> _Source document_
◇ ◇ ◇ ◇ ◇ ◇ ◇

Unofficial implementation of Pix2SEQ

Overview

Unofficial-Pix2seq: A Language Modeling Framework for Object Detection

Unofficial implementation of Pix2SEQ. Please use this code with causion. Many implemtation details are not following original paper and significantly simplified.

Aim

This project aims for a step by step replication of Pix2Seq starting from DETR codebase.

Step 1

Starting from DETR, we add bounding box quantization over normalized coordinate, sequence generator from normalized coordinate, auto-regressive decoder and training code for Pix2SEQ.

How to use?

Install packages following original DETR and command line is same as DETR.

By setting image size to 512, each epoch takes 3 minutes on 8 A100 GPU.

python -m torch.distributed.launch --nproc_per_node=8 --use_env main.py --coco_path ../../data/coco/

Released at 8pm, 26th, Seq

Problem to be solved : 1) better logging 2) correct padding, end of sentence, start of sentence token 3) efficient padding 4) better organization of code 5) fixed order of bounding box 6) shared dictionary between position and category

Released at 10pm, 26th, Seq

Problem to be solved: 1) better organization of code 2) fixed order of bounding box

Step 2

Finish inference code of pix2seq and report performance on object detection benchmark. Note that we are going to write an inefficent greedy decoding. The progress can be significantly accelerated by following cache previous state in Fairseq. The quality can be improved by nucleus sampling and beam search. We leave these complex but engineering tricks for future implementation and keep the project as simple as possible for understanding language modeling object detection.

python -m torch.distributed.launch --nproc_per_node=8 --use_env main.py --coco_path ../../data/coco/  --eval --resume checkpoint.pth --batch_size 4

After 30 epoches training, our replication of pix2seq can achieve 12.1 mAP on MSCOCO. Image resolution 512 for fast training.

◇ ◇ ◇ ◇ ◇ ◇ ◇

> _Supplied information_
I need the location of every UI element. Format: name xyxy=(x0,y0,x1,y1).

◇ ◇ ◇ ◇ ◇ ◇ ◇

Reproduce, word for word, the passage of the Pix2Seq implementation text between "Unofficial implementation of Pix2SEQ." and "How to use?", inclusive.

Unofficial implementation of Pix2SEQ. Please use this code with causion. Many implemtation details are not following original paper and significantly simplified.

Aim

This project aims for a step by step replication of Pix2Seq starting from DETR codebase.

Step 1

Starting from DETR, we add bounding box quantization over normalized coordinate, sequence generator from normalized coordinate, auto-regressive decoder and training code for Pix2SEQ.

How to use?